Textauszug >>
┄┄┄┄┄┄

# ToolTip erzwingen



## 65tr2ew (25. Mrz 2011)

Hallo, 

ich würde gerne, für den Fall einer bestimmten Exception, an einem bestimmten Feld den ToolTip neu setzen und dann erzwingen, dass dieser angezeigt wird. Natürlich ohne das der Bediender mit der Maus "hovern" muss.

Wie macht man so etwas am besten? Eine Methode wie showToolTip or forceToolTip() hab ich nicht finden können?


----------



## Camino (25. Mrz 2011)

Würde mich wundern, wenn so etwas funktionieren sollte, da die Tooltips ja dafür da sind, dass man mit der Maus drüberfährt. Vielleicht musst du das mit einem JLabel umsetzen, welches dann dort erscheint. Kannst ja das JLabel so gestalten, dass es wie ein Tooltip aussieht...


----------



## tuxedo (25. Mrz 2011)

65tr2ew hat gesagt.:


> Wie macht man so etwas am besten? Eine Methode wie showToolTip or forceToolTip() hab ich nicht finden können?

┄┄┄┄┄┄

Bereitgestelltes Material >>
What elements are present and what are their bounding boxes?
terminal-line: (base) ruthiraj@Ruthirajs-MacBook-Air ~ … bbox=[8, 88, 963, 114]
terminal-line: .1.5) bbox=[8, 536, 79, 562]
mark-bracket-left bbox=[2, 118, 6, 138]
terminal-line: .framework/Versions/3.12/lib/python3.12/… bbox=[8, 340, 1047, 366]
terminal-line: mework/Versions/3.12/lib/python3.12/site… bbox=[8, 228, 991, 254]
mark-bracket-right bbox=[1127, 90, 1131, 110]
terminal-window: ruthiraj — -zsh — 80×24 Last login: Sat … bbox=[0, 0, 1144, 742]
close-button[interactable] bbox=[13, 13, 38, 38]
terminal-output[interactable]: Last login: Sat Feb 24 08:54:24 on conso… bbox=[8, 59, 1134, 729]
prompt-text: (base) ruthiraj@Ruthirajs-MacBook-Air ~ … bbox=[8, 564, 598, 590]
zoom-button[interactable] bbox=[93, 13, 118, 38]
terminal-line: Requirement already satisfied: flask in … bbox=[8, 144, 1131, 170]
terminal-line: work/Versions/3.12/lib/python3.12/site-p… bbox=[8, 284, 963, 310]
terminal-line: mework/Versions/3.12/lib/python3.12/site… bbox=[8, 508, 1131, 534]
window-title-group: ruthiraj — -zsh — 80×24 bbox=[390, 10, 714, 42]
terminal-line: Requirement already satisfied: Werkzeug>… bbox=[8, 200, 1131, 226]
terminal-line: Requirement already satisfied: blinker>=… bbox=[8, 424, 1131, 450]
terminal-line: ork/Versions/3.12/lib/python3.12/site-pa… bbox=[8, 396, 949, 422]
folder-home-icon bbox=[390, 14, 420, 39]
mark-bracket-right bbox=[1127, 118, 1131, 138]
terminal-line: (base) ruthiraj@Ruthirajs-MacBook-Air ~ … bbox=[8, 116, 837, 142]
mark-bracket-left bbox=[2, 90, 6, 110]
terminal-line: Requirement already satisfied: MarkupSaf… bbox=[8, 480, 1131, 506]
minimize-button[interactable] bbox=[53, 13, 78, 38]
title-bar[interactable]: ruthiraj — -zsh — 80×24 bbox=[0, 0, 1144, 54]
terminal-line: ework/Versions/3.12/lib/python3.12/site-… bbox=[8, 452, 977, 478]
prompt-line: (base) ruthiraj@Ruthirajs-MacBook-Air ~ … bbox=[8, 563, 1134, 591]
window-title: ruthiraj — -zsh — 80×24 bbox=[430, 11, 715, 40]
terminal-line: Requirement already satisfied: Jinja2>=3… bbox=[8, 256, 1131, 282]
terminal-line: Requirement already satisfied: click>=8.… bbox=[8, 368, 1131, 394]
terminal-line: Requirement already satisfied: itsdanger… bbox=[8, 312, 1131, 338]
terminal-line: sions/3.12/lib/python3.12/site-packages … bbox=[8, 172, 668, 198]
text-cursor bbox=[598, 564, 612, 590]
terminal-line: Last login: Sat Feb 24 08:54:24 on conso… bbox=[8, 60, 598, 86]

┄┄┄┄┄┄

Aufgabe >> Nenne alle Benutzernamen, unter denen im Textauszug Beiträge stehen.

Antwort >> 65tr2ew, Camino, tuxedo